▶ AIM
Reproduce every entry exactly.

▶ PROVIDED RECORDS
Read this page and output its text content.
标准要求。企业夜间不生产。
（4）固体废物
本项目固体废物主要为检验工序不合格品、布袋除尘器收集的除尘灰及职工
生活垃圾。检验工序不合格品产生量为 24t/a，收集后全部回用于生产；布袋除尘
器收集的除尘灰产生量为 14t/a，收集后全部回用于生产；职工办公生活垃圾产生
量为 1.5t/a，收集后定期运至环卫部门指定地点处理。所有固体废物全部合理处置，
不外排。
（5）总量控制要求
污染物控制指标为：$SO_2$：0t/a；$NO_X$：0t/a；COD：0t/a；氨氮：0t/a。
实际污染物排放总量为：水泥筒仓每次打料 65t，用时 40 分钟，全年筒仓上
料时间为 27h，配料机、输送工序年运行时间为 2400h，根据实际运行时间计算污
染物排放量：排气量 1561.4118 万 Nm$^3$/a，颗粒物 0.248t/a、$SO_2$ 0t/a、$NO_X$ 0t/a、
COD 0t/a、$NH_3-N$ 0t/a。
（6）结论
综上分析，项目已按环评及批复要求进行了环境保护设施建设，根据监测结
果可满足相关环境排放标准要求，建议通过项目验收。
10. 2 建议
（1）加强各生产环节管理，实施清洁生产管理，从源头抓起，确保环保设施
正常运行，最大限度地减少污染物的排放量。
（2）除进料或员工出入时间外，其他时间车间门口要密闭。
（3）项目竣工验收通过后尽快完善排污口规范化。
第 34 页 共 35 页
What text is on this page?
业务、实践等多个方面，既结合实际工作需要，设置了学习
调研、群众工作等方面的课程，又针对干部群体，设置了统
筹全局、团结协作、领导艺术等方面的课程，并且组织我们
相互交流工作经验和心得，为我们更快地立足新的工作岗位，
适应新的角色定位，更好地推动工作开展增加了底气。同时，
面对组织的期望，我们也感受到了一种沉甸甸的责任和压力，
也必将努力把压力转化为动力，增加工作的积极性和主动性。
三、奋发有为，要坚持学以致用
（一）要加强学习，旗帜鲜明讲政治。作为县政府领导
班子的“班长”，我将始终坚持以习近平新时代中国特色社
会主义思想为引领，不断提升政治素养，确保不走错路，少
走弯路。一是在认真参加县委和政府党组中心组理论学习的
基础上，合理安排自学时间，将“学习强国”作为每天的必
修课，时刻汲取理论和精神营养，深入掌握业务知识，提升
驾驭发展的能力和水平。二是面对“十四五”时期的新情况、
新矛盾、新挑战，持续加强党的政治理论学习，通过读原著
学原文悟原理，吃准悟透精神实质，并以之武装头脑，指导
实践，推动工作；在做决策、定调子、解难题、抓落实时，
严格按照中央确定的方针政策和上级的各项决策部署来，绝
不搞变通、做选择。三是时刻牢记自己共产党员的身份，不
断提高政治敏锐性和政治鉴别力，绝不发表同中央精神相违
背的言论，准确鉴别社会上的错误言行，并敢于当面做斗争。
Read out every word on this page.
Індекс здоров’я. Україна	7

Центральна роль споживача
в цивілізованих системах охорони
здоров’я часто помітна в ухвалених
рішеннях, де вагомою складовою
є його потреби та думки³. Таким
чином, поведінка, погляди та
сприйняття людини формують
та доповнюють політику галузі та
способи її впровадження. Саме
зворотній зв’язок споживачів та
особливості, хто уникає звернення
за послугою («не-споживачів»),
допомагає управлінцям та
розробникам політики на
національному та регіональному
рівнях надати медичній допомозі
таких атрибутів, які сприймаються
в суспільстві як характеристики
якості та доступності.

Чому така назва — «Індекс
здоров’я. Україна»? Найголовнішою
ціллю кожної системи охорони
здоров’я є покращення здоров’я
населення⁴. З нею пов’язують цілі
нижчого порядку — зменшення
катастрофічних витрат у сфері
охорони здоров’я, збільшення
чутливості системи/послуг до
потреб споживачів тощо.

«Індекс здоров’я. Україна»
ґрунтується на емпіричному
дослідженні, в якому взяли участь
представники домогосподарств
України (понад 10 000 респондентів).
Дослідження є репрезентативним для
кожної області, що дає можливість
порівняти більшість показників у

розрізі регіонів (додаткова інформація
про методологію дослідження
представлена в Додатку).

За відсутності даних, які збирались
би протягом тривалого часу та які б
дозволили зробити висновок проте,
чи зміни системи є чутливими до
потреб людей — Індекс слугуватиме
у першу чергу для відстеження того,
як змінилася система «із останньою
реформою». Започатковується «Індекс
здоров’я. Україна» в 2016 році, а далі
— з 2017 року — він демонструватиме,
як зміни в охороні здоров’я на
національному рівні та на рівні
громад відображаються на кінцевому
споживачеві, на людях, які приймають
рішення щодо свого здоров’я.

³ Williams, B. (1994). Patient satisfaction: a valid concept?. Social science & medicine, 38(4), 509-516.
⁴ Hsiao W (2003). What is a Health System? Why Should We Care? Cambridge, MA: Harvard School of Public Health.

▶ CORRECT RESPONSE
Read this page and output its text content.
标准要求。企业夜间不生产。
（4）固体废物
本项目固体废物主要为检验工序不合格品、布袋除尘器收集的除尘灰及职工
生活垃圾。检验工序不合格品产生量为 24t/a，收集后全部回用于生产；布袋除尘
器收集的除尘灰产生量为 14t/a，收集后全部回用于生产；职工办公生活垃圾产生
量为 1.5t/a，收集后定期运至环卫部门指定地点处理。所有固体废物全部合理处置，
不外排。
（5）总量控制要求
污染物控制指标为：$SO_2$：0t/a；$NO_X$：0t/a；COD：0t/a；氨氮：0t/a。
实际污染物排放总量为：水泥筒仓每次打料 65t，用时 40 分钟，全年筒仓上
料时间为 27h，配料机、输送工序年运行时间为 2400h，根据实际运行时间计算污
染物排放量：排气量 1561.4118 万 Nm$^3$/a，颗粒物 0.248t/a、$SO_2$ 0t/a、$NO_X$ 0t/a、
COD 0t/a、$NH_3-N$ 0t/a。
（6）结论
综上分析，项目已按环评及批复要求进行了环境保护设施建设，根据监测结
果可满足相关环境排放标准要求，建议通过项目验收。
10. 2 建议
（1）加强各生产环节管理，实施清洁生产管理，从源头抓起，确保环保设施
正常运行，最大限度地减少污染物的排放量。
（2）除进料或员工出入时间外，其他时间车间门口要密闭。
（3）项目竣工验收通过后尽快完善排污口规范化。
第 34 页 共 35 页
What text is on this page?
业务、实践等多个方面，既结合实际工作需要，设置了学习
调研、群众工作等方面的课程，又针对干部群体，设置了统
筹全局、团结协作、领导艺术等方面的课程，并且组织我们
相互交流工作经验和心得，为我们更快地立足新的工作岗位，
适应新的角色定位，更好地推动工作开展增加了底气。同时，
面对组织的期望，我们也感受到了一种沉甸甸的责任和压力，
也必将努力把压力转化为动力，增加工作的积极性和主动性。
三、奋发有为，要坚持学以致用
（一）要加强学习，旗帜鲜明讲政治。作为县政府领导
班子的“班长”，我将始终坚持以习近平新时代中国特色社
会主义思想为引领，不断提升政治素养，确保不走错路，少
走弯路。一是在认真参加县委和政府党组中心组理论学习的
基础上，合理安排自学时间，将“学习强国”作为每天的必
修课，时刻汲取理论和精神营养，深入掌握业务知识，提升
驾驭发展的能力和水平。二是面对“十四五”时期的新情况、
新矛盾、新挑战，持续加强党的政治理论学习，通过读原著
学原文悟原理，吃准悟透精神实质，并以之武装头脑，指导
实践，推动工作；在做决策、定调子、解难题、抓落实时，
严格按照中央确定的方针政策和上级的各项决策部署来，绝
不搞变通、做选择。三是时刻牢记自己共产党员的身份，不
断提高政治敏锐性和政治鉴别力，绝不发表同中央精神相违
背的言论，准确鉴别社会上的错误言行，并敢于当面做斗争。
Read out every word on this page.
Індекс здоров’я. Україна	7

Центральна роль споживача
в цивілізованих системах охорони
здоров’я часто помітна в ухвалених
рішеннях, де вагомою складовою
є його потреби та думки³. Таким
чином, поведінка, погляди та
сприйняття людини формують
та доповнюють політику галузі та
способи її впровадження. Саме
зворотній зв’язок споживачів та
особливості, хто уникає звернення
за послугою («не-споживачів»),
допомагає управлінцям та
розробникам політики на
національному та регіональному
рівнях надати медичній допомозі
таких атрибутів, які сприймаються
в суспільстві як характеристики
якості та доступності.

Чому така назва — «Індекс
здоров’я. Україна»? Найголовнішою
ціллю кожної системи охорони
здоров’я є покращення здоров’я
населення⁴. З нею пов’язують цілі
нижчого порядку — зменшення
катастрофічних витрат у сфері
охорони здоров’я, збільшення
чутливості системи/послуг до
потреб споживачів тощо.

«Індекс здоров’я. Україна»
ґрунтується на емпіричному
дослідженні, в якому взяли участь
представники домогосподарств
України (понад 10 000 респондентів).
Дослідження є репрезентативним для
кожної області, що дає можливість
порівняти більшість показників у

розрізі регіонів (додаткова інформація
про методологію дослідження
представлена в Додатку).

За відсутності даних, які збирались
би протягом тривалого часу та які б
дозволили зробити висновок проте,
чи зміни системи є чутливими до
потреб людей — Індекс слугуватиме
у першу чергу для відстеження того,
як змінилася система «із останньою
реформою». Започатковується «Індекс
здоров’я. Україна» в 2016 році, а далі
— з 2017 року — він демонструватиме,
як зміни в охороні здоров’я на
національному рівні та на рівні
громад відображаються на кінцевому
споживачеві, на людях, які приймають
рішення щодо свого здоров’я.

³ Williams, B. (1994). Patient satisfaction: a valid concept?. Social science & medicine, 38(4), 509-516.
⁴ Hsiao W (2003). What is a Health System? Why Should We Care? Cambridge, MA: Harvard School of Public Health.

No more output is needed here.